## begin

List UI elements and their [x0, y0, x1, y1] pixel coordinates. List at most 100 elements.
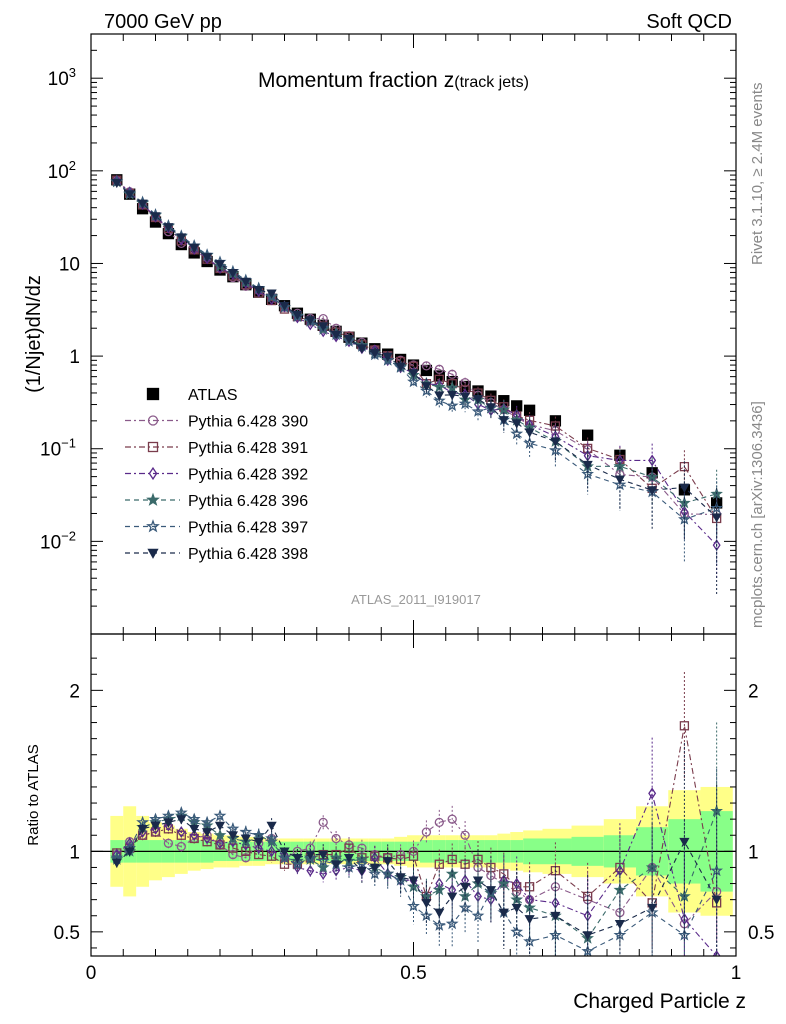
series-point-6 [485, 403, 497, 413]
ratio-line-4 [116, 810, 718, 940]
series-point-6 [524, 428, 535, 438]
atlas-point [582, 429, 594, 441]
x-tick-label: 1 [731, 963, 742, 984]
rivet-label: Rivet 3.1.10, ≥ 2.4M events [749, 83, 766, 266]
main-plot-frame [90, 33, 737, 635]
ratio-point-1 [228, 849, 238, 860]
series-point-1 [421, 361, 432, 371]
ratio-point-6 [647, 903, 658, 914]
legend-marker-3 [148, 466, 158, 481]
series-point-5 [523, 436, 537, 449]
ratio-point-5 [278, 851, 291, 864]
ratio-point-6 [582, 931, 593, 941]
series-point-6 [150, 212, 161, 222]
ratio-point-6 [343, 853, 355, 864]
ratio-point-6 [382, 857, 393, 867]
series-point-1 [460, 377, 470, 388]
ratio-point-5 [471, 909, 485, 922]
legend-label-3: Pythia 6.428 392 [188, 467, 308, 484]
ratio-point-5 [368, 867, 382, 880]
series-point-6 [137, 199, 148, 209]
legend-marker-4 [146, 492, 160, 506]
ratio-point-6 [408, 876, 419, 886]
ratio-point-5 [445, 917, 459, 930]
series-point-6 [163, 223, 174, 233]
series-point-6 [459, 392, 471, 402]
ratio-point-5 [252, 828, 266, 841]
ratio-point-1 [460, 830, 470, 840]
series-point-6 [511, 419, 522, 429]
ratio-tick-label-right: 0.5 [748, 923, 774, 944]
ratio-point-3 [190, 829, 199, 842]
ratio-point-6 [305, 850, 316, 860]
ratio-point-6 [292, 853, 303, 864]
series-point-6 [176, 233, 187, 243]
ratio-point-6 [711, 895, 722, 905]
ratio-tick-label-left: 1 [69, 842, 80, 863]
legend-marker-6 [147, 548, 159, 559]
ratio-axis-label: Ratio to ATLAS [25, 744, 42, 845]
legend-label-6: Pythia 6.428 398 [188, 546, 308, 563]
ratio-point-6 [189, 824, 200, 835]
ratio-point-5 [581, 944, 594, 956]
legend-label-4: Pythia 6.428 396 [188, 493, 308, 510]
series-point-6 [253, 285, 264, 296]
series-point-6 [279, 301, 290, 312]
ratio-point-3 [164, 819, 173, 832]
ratio-point-5 [265, 831, 279, 844]
series-point-6 [395, 362, 406, 372]
series-point-6 [189, 243, 200, 253]
series-point-5 [381, 353, 395, 366]
ratio-point-2 [266, 851, 277, 861]
ratio-point-6 [279, 847, 290, 857]
ratio-point-6 [111, 858, 122, 868]
ratio-point-6 [330, 860, 342, 870]
chart-title-sub: (track jets) [454, 74, 529, 91]
ratio-point-5 [381, 867, 395, 880]
main-plot-marks [110, 174, 723, 596]
series-point-6 [498, 416, 509, 426]
ratio-point-6 [201, 828, 213, 838]
legend-label-2: Pythia 6.428 391 [188, 440, 308, 457]
ratio-point-1 [395, 849, 406, 860]
series-point-6 [382, 352, 393, 362]
legend-label-5: Pythia 6.428 397 [188, 520, 308, 537]
series-point-6 [227, 268, 239, 279]
ratio-point-5 [523, 934, 537, 947]
ratio-point-6 [266, 821, 277, 831]
y-tick-label: 10−1 [40, 436, 76, 461]
ratio-point-5 [316, 854, 330, 867]
ratio-point-1 [331, 833, 341, 844]
ratio-point-6 [395, 873, 406, 883]
series-point-5 [432, 394, 446, 407]
ratio-point-1 [318, 817, 328, 828]
ratio-tick-label-right: 2 [748, 681, 759, 702]
ratio-point-6 [434, 908, 445, 918]
ratio-point-6 [124, 847, 135, 857]
ratio-point-2 [679, 721, 690, 731]
chart-title: Momentum fraction z(track jets) [258, 69, 529, 92]
series-point-3 [648, 454, 657, 467]
ratio-point-3 [332, 864, 341, 877]
x-tick-label: 0.5 [400, 963, 426, 984]
ratio-point-6 [498, 908, 509, 918]
mcplots-label: mcplots.cern.ch [arXiv:1306.3436] [749, 401, 766, 628]
series-point-6 [305, 316, 316, 326]
ratio-point-5 [407, 899, 420, 912]
ratio-point-1 [447, 814, 457, 824]
series-point-5 [710, 501, 723, 514]
ratio-point-1 [408, 846, 419, 856]
series-point-5 [613, 478, 627, 491]
ratio-point-5 [200, 815, 214, 828]
ratio-point-6 [240, 834, 251, 844]
y-tick-label: 10 [59, 254, 80, 275]
ratio-point-6 [214, 821, 226, 831]
ratio-point-1 [163, 838, 174, 848]
series-point-5 [471, 404, 485, 417]
ratio-point-5 [645, 905, 659, 918]
ratio-point-6 [614, 919, 626, 930]
series-point-6 [550, 437, 561, 447]
series-point-6 [356, 344, 368, 354]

## end

Problem to solve - Please put every line of the data above into a Markdown table with the columns "Row" and "Line," numbering the rows and skipping any blank lines. Leave the pictures out of the table.

Final result -
| Row | Line |
|---|---|
| 1 | List UI elements and their [x0, y0, x1, y1] pixel coordinates. List at most 100 elements. |
| 2 | series-point-6 [485, 403, 497, 413] |
| 3 | ratio-line-4 [116, 810, 718, 940] |
| 4 | series-point-6 [524, 428, 535, 438] |
| 5 | atlas-point [582, 429, 594, 441] |
| 6 | x-tick-label: 1 [731, 963, 742, 984] |
| 7 | rivet-label: Rivet 3.1.10, ≥ 2.4M events [749, 83, 766, 266] |
| 8 | main-plot-frame [90, 33, 737, 635] |
| 9 | ratio-point-1 [228, 849, 238, 860] |
| 10 | series-point-1 [421, 361, 432, 371] |
| 11 | ratio-point-6 [647, 903, 658, 914] |
| 12 | legend-marker-3 [148, 466, 158, 481] |
| 13 | series-point-5 [523, 436, 537, 449] |
| 14 | ratio-point-5 [278, 851, 291, 864] |
| 15 | ratio-point-6 [582, 931, 593, 941] |
| 16 | series-point-6 [150, 212, 161, 222] |
| 17 | ratio-point-6 [343, 853, 355, 864] |
| 18 | ratio-point-6 [382, 857, 393, 867] |
| 19 | series-point-1 [460, 377, 470, 388] |
| 20 | ratio-point-5 [471, 909, 485, 922] |
| 21 | legend-label-3: Pythia 6.428 392 [188, 467, 308, 484] |
| 22 | ratio-point-5 [368, 867, 382, 880] |
| 23 | series-point-6 [137, 199, 148, 209] |
| 24 | legend-marker-4 [146, 492, 160, 506] |
| 25 | ratio-point-6 [408, 876, 419, 886] |
| 26 | ratio-point-5 [445, 917, 459, 930] |
| 27 | series-point-6 [163, 223, 174, 233] |
| 28 | series-point-6 [459, 392, 471, 402] |
| 29 | ratio-point-5 [252, 828, 266, 841] |
| 30 | ratio-point-1 [460, 830, 470, 840] |
| 31 | series-point-6 [511, 419, 522, 429] |
| 32 | ratio-tick-label-right: 0.5 [748, 923, 774, 944] |
| 33 | ratio-point-3 [190, 829, 199, 842] |
| 34 | ratio-point-6 [305, 850, 316, 860] |
| 35 | ratio-point-6 [292, 853, 303, 864] |
| 36 | series-point-6 [176, 233, 187, 243] |
| 37 | ratio-point-6 [711, 895, 722, 905] |
| 38 | ratio-tick-label-left: 1 [69, 842, 80, 863] |
| 39 | legend-marker-6 [147, 548, 159, 559] |
| 40 | ratio-axis-label: Ratio to ATLAS [25, 744, 42, 845] |
| 41 | legend-label-6: Pythia 6.428 398 [188, 546, 308, 563] |
| 42 | ratio-point-6 [189, 824, 200, 835] |
| 43 | ratio-point-5 [581, 944, 594, 956] |
| 44 | legend-label-4: Pythia 6.428 396 [188, 493, 308, 510] |
| 45 | series-point-6 [253, 285, 264, 296] |
| 46 | series-point-6 [279, 301, 290, 312] |
| 47 | ratio-point-3 [164, 819, 173, 832] |
| 48 | ratio-point-5 [265, 831, 279, 844] |
| 49 | series-point-6 [395, 362, 406, 372] |
| 50 | series-point-6 [189, 243, 200, 253] |
| 51 | series-point-5 [381, 353, 395, 366] |
| 52 | ratio-point-2 [266, 851, 277, 861] |
| 53 | ratio-point-6 [279, 847, 290, 857] |
| 54 | ratio-point-6 [111, 858, 122, 868] |
| 55 | ratio-point-6 [330, 860, 342, 870] |
| 56 | chart-title-sub: (track jets) [454, 74, 529, 91] |
| 57 | ratio-point-5 [381, 867, 395, 880] |
| 58 | main-plot-marks [110, 174, 723, 596] |
| 59 | series-point-6 [498, 416, 509, 426] |
| 60 | ratio-point-6 [201, 828, 213, 838] |
| 61 | legend-label-2: Pythia 6.428 391 [188, 440, 308, 457] |
| 62 | ratio-point-1 [395, 849, 406, 860] |
| 63 | series-point-6 [382, 352, 393, 362] |
| 64 | legend-label-5: Pythia 6.428 397 [188, 520, 308, 537] |
| 65 | series-point-6 [227, 268, 239, 279] |
| 66 | ratio-point-5 [523, 934, 537, 947] |
| 67 | ratio-point-6 [266, 821, 277, 831] |
| 68 | y-tick-label: 10−1 [40, 436, 76, 461] |
| 69 | ratio-point-5 [316, 854, 330, 867] |
| 70 | ratio-point-1 [331, 833, 341, 844] |
| 71 | ratio-point-6 [395, 873, 406, 883] |
| 72 | series-point-5 [432, 394, 446, 407] |
| 73 | ratio-point-1 [318, 817, 328, 828] |
| 74 | ratio-tick-label-right: 2 [748, 681, 759, 702] |
| 75 | ratio-point-6 [434, 908, 445, 918] |
| 76 | ratio-point-6 [124, 847, 135, 857] |
| 77 | ratio-point-2 [679, 721, 690, 731] |
| 78 | chart-title: Momentum fraction z(track jets) [258, 69, 529, 92] |
| 79 | series-point-3 [648, 454, 657, 467] |
| 80 | ratio-point-3 [332, 864, 341, 877] |
| 81 | x-tick-label: 0.5 [400, 963, 426, 984] |
| 82 | ratio-point-6 [498, 908, 509, 918] |
| 83 | mcplots-label: mcplots.cern.ch [arXiv:1306.3436] [749, 401, 766, 628] |
| 84 | series-point-6 [305, 316, 316, 326] |
| 85 | ratio-point-5 [407, 899, 420, 912] |
| 86 | ratio-point-1 [447, 814, 457, 824] |
| 87 | series-point-5 [710, 501, 723, 514] |
| 88 | ratio-point-1 [408, 846, 419, 856] |
| 89 | series-point-5 [613, 478, 627, 491] |
| 90 | ratio-point-5 [200, 815, 214, 828] |
| 91 | ratio-point-6 [240, 834, 251, 844] |
| 92 | y-tick-label: 10 [59, 254, 80, 275] |
| 93 | ratio-point-6 [214, 821, 226, 831] |
| 94 | ratio-point-1 [163, 838, 174, 848] |
| 95 | series-point-5 [471, 404, 485, 417] |
| 96 | ratio-point-5 [645, 905, 659, 918] |
| 97 | ratio-point-6 [614, 919, 626, 930] |
| 98 | series-point-6 [550, 437, 561, 447] |
| 99 | series-point-6 [356, 344, 368, 354] |